- **PROBLEM STATEMENT**: Without the pictures, copy all the entries below exactly.

— begin DATASET EXTRACT —

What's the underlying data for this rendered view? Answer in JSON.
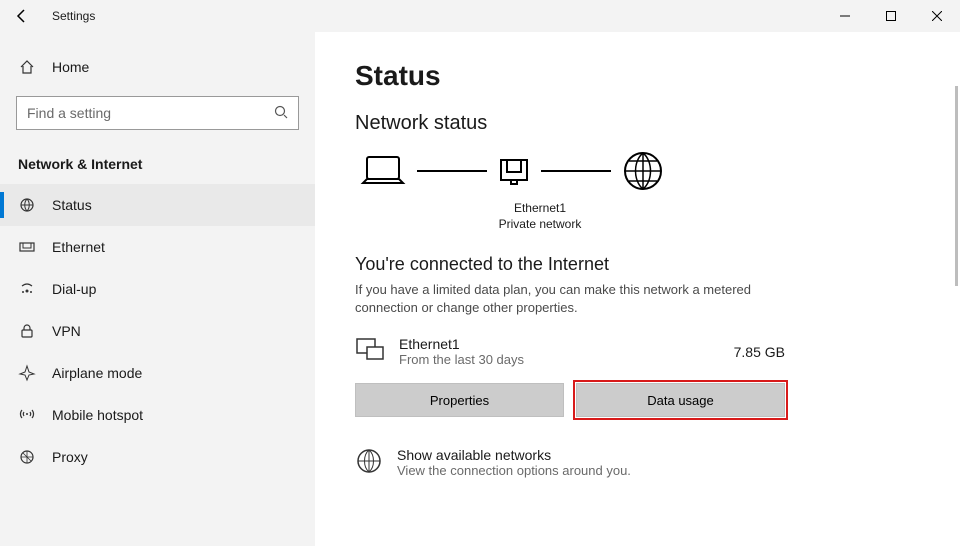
{
  "app": {
    "title": "Settings"
  },
  "sidebar": {
    "home": "Home",
    "search_placeholder": "Find a setting",
    "category": "Network & Internet",
    "items": [
      {
        "icon": "status",
        "label": "Status",
        "active": true
      },
      {
        "icon": "ethernet",
        "label": "Ethernet",
        "active": false
      },
      {
        "icon": "dialup",
        "label": "Dial-up",
        "active": false
      },
      {
        "icon": "vpn",
        "label": "VPN",
        "active": false
      },
      {
        "icon": "airplane",
        "label": "Airplane mode",
        "active": false
      },
      {
        "icon": "hotspot",
        "label": "Mobile hotspot",
        "active": false
      },
      {
        "icon": "proxy",
        "label": "Proxy",
        "active": false
      }
    ]
  },
  "main": {
    "title": "Status",
    "subtitle": "Network status",
    "diagram": {
      "adapter": "Ethernet1",
      "network_type": "Private network"
    },
    "connected_heading": "You're connected to the Internet",
    "connected_desc": "If you have a limited data plan, you can make this network a metered connection or change other properties.",
    "connection": {
      "name": "Ethernet1",
      "period": "From the last 30 days",
      "usage": "7.85 GB"
    },
    "buttons": {
      "properties": "Properties",
      "data_usage": "Data usage"
    },
    "available_networks": {
      "title": "Show available networks",
      "desc": "View the connection options around you."
    }
  }
}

— end DATASET EXTRACT —

- **THE ANSWER**:
What's the underlying data for this rendered view? Answer in JSON.
{
  "app": {
    "title": "Settings"
  },
  "sidebar": {
    "home": "Home",
    "search_placeholder": "Find a setting",
    "category": "Network & Internet",
    "items": [
      {
        "icon": "status",
        "label": "Status",
        "active": true
      },
      {
        "icon": "ethernet",
        "label": "Ethernet",
        "active": false
      },
      {
        "icon": "dialup",
        "label": "Dial-up",
        "active": false
      },
      {
        "icon": "vpn",
        "label": "VPN",
        "active": false
      },
      {
        "icon": "airplane",
        "label": "Airplane mode",
        "active": false
      },
      {
        "icon": "hotspot",
        "label": "Mobile hotspot",
        "active": false
      },
      {
        "icon": "proxy",
        "label": "Proxy",
        "active": false
      }
    ]
  },
  "main": {
    "title": "Status",
    "subtitle": "Network status",
    "diagram": {
      "adapter": "Ethernet1",
      "network_type": "Private network"
    },
    "connected_heading": "You're connected to the Internet",
    "connected_desc": "If you have a limited data plan, you can make this network a metered connection or change other properties.",
    "connection": {
      "name": "Ethernet1",
      "period": "From the last 30 days",
      "usage": "7.85 GB"
    },
    "buttons": {
      "properties": "Properties",
      "data_usage": "Data usage"
    },
    "available_networks": {
      "title": "Show available networks",
      "desc": "View the connection options around you."
    }
  }
}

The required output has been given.